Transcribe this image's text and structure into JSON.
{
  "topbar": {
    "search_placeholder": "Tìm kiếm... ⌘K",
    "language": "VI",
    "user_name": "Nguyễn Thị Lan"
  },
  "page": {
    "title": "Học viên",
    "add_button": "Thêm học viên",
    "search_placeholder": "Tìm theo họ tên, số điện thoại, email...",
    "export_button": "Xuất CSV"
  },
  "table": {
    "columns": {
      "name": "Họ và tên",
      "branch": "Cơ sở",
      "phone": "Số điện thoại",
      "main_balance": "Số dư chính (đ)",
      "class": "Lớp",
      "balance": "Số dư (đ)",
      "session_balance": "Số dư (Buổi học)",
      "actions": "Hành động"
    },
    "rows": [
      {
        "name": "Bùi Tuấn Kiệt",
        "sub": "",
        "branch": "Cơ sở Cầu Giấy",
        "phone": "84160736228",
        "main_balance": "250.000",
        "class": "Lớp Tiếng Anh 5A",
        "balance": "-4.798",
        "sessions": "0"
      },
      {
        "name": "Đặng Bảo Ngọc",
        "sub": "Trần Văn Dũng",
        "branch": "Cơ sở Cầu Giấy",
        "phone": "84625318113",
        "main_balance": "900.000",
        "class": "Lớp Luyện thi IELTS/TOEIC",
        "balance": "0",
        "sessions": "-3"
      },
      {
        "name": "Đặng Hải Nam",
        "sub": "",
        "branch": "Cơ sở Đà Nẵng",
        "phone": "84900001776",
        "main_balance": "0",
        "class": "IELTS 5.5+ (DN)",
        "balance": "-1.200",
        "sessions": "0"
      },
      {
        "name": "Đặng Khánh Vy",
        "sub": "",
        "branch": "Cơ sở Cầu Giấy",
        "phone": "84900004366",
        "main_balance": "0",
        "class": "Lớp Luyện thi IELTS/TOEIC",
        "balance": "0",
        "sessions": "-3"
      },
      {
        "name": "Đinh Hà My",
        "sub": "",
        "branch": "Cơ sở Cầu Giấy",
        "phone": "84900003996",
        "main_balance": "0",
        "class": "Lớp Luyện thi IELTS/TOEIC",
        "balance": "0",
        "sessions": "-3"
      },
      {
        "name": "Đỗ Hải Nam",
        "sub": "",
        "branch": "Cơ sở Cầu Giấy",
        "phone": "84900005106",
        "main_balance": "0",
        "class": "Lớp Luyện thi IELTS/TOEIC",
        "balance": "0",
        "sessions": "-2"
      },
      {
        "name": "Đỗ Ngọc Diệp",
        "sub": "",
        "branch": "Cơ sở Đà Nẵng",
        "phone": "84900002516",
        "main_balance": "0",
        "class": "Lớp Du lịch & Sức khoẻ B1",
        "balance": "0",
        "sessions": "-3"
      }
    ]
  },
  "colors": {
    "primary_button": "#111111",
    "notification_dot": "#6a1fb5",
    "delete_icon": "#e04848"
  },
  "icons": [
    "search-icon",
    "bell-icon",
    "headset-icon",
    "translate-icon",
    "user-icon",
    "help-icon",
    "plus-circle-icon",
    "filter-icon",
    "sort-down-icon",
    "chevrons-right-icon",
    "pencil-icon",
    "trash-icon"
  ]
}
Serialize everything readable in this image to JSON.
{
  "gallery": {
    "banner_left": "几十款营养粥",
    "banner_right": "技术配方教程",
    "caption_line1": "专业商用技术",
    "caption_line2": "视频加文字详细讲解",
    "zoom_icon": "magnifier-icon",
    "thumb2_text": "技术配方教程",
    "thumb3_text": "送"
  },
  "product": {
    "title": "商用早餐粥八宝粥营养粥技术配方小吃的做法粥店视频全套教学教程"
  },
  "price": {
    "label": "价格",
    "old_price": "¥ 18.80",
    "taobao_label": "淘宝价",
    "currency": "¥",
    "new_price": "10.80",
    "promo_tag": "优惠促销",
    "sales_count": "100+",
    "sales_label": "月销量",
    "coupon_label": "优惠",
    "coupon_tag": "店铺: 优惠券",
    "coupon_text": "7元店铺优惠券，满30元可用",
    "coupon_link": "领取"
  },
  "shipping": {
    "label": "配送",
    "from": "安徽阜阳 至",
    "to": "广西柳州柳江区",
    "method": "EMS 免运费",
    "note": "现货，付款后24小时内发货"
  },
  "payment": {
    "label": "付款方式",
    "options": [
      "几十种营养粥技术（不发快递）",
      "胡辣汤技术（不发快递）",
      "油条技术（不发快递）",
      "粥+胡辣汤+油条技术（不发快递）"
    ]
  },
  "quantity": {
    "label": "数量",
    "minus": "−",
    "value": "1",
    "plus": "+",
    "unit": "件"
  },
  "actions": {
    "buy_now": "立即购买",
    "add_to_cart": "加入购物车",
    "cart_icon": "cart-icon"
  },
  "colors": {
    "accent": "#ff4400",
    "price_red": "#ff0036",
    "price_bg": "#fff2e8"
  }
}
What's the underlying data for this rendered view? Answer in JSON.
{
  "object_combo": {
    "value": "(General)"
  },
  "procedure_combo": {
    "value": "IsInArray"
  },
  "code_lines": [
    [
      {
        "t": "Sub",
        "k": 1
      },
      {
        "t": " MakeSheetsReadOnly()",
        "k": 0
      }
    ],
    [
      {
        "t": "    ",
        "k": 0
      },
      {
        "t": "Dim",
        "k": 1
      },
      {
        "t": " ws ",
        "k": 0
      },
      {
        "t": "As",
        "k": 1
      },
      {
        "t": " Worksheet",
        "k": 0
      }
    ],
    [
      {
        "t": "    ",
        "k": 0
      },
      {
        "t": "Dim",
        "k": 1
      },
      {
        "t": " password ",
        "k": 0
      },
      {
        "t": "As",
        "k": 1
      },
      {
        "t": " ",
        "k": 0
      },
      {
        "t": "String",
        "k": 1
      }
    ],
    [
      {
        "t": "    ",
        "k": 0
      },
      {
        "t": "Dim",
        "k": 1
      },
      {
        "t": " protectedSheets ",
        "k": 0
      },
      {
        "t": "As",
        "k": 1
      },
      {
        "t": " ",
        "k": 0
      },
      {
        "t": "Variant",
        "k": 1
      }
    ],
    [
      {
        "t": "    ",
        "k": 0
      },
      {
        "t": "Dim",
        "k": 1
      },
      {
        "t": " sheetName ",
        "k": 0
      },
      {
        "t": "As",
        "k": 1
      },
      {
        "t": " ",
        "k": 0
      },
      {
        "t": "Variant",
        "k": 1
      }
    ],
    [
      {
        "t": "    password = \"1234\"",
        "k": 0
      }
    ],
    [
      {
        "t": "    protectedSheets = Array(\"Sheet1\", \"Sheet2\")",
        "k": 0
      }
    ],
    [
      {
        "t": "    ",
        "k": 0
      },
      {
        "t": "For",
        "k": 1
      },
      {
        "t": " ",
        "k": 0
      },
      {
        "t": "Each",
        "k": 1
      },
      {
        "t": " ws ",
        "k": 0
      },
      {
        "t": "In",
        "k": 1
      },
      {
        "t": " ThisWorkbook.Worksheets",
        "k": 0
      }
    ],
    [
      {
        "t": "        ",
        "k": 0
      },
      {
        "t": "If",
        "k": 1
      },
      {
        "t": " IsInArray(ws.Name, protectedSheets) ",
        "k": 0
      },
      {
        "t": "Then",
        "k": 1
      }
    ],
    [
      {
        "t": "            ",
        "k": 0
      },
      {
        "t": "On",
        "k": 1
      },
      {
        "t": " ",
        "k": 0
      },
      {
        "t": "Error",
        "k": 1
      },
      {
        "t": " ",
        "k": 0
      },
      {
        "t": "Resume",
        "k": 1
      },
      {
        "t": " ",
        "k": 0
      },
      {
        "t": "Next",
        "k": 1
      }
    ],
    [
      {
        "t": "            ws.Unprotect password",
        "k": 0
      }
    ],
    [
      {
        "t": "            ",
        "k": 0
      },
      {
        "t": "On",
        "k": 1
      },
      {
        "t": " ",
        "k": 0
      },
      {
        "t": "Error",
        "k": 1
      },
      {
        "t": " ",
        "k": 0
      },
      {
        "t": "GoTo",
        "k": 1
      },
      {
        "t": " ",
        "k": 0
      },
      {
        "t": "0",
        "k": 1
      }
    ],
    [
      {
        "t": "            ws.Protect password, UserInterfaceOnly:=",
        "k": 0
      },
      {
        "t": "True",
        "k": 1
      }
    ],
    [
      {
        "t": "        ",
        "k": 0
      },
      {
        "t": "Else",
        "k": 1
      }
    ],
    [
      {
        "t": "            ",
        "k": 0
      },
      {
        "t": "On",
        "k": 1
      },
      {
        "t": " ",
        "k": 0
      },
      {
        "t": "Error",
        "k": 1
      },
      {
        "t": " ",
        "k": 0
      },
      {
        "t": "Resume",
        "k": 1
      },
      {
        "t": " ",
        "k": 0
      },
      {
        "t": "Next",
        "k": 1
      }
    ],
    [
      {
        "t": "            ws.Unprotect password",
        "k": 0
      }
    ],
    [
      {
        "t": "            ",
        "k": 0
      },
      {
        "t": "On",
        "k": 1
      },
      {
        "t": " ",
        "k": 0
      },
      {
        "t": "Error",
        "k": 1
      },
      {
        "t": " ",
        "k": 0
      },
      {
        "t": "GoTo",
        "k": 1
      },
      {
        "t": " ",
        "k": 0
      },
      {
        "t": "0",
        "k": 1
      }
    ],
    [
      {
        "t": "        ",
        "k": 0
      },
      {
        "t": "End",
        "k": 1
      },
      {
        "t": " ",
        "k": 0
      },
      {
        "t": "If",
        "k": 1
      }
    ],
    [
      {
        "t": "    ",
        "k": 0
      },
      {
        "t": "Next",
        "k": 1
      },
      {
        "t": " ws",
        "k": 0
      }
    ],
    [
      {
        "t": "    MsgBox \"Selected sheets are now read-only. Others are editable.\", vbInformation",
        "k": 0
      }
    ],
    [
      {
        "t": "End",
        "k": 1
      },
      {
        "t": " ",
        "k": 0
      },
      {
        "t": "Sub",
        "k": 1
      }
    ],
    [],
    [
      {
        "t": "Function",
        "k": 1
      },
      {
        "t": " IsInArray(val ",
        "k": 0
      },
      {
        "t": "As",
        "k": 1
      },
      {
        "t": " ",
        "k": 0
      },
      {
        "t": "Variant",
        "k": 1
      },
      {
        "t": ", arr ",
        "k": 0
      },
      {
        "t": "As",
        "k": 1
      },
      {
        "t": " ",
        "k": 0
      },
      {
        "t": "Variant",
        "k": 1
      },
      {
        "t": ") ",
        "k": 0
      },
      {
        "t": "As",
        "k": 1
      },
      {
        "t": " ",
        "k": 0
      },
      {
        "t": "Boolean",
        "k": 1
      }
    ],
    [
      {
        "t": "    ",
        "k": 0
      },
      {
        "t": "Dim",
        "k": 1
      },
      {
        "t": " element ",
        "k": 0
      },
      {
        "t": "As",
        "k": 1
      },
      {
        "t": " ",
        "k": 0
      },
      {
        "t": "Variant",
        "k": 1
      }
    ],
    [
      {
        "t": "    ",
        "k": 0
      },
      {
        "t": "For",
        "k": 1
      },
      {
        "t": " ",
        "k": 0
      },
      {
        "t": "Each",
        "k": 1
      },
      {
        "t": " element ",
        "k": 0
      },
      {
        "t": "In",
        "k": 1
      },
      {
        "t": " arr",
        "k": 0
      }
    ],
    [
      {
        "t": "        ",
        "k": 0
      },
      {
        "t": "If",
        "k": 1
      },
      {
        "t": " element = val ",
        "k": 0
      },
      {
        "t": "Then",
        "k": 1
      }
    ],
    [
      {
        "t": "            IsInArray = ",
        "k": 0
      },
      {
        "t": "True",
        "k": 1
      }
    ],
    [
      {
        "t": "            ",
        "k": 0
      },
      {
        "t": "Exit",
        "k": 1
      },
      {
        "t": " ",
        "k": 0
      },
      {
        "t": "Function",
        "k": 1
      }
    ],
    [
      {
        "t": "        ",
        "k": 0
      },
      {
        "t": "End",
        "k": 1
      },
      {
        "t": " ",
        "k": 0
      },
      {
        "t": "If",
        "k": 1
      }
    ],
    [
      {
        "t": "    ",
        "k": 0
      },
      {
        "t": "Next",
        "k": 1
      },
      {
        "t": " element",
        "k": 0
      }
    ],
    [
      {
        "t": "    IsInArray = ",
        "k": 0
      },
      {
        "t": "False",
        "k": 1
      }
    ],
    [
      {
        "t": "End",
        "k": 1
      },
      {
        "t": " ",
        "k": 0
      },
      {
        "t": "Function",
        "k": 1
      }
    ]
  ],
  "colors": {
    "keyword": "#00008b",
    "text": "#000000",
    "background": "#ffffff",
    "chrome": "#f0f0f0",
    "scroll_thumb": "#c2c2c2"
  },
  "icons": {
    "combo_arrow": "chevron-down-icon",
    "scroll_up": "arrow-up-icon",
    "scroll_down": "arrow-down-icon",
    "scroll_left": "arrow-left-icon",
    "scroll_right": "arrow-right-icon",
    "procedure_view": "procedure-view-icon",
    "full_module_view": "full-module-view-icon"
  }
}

_ _ _ _ _

_DO THIS_: Report the number of lines in the listing that include the string "不发快递"; give nothing but the number.

_THE RESPONSE_: 4